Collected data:
****

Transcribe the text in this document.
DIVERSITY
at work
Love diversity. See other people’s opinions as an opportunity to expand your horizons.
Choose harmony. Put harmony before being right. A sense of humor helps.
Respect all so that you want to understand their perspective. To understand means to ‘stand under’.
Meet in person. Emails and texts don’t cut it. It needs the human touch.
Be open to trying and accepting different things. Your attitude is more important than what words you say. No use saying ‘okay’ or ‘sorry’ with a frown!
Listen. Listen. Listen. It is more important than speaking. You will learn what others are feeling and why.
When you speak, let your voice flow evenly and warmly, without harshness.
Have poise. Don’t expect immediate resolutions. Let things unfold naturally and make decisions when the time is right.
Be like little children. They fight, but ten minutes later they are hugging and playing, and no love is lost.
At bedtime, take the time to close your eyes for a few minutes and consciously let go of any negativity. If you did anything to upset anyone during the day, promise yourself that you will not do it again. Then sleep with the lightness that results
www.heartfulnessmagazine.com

****

• WHAT THE TASK REQUIRES:
Print the material once more, exactly.

• COMPLETE ANSWER:
Transcribe the text in this document.
DIVERSITY
at work
Love diversity. See other people’s opinions as an opportunity to expand your horizons.
Choose harmony. Put harmony before being right. A sense of humor helps.
Respect all so that you want to understand their perspective. To understand means to ‘stand under’.
Meet in person. Emails and texts don’t cut it. It needs the human touch.
Be open to trying and accepting different things. Your attitude is more important than what words you say. No use saying ‘okay’ or ‘sorry’ with a frown!
Listen. Listen. Listen. It is more important than speaking. You will learn what others are feeling and why.
When you speak, let your voice flow evenly and warmly, without harshness.
Have poise. Don’t expect immediate resolutions. Let things unfold naturally and make decisions when the time is right.
Be like little children. They fight, but ten minutes later they are hugging and playing, and no love is lost.
At bedtime, take the time to close your eyes for a few minutes and consciously let go of any negativity. If you did anything to upset anyone during the day, promise yourself that you will not do it again. Then sleep with the lightness that results
www.heartfulnessmagazine.com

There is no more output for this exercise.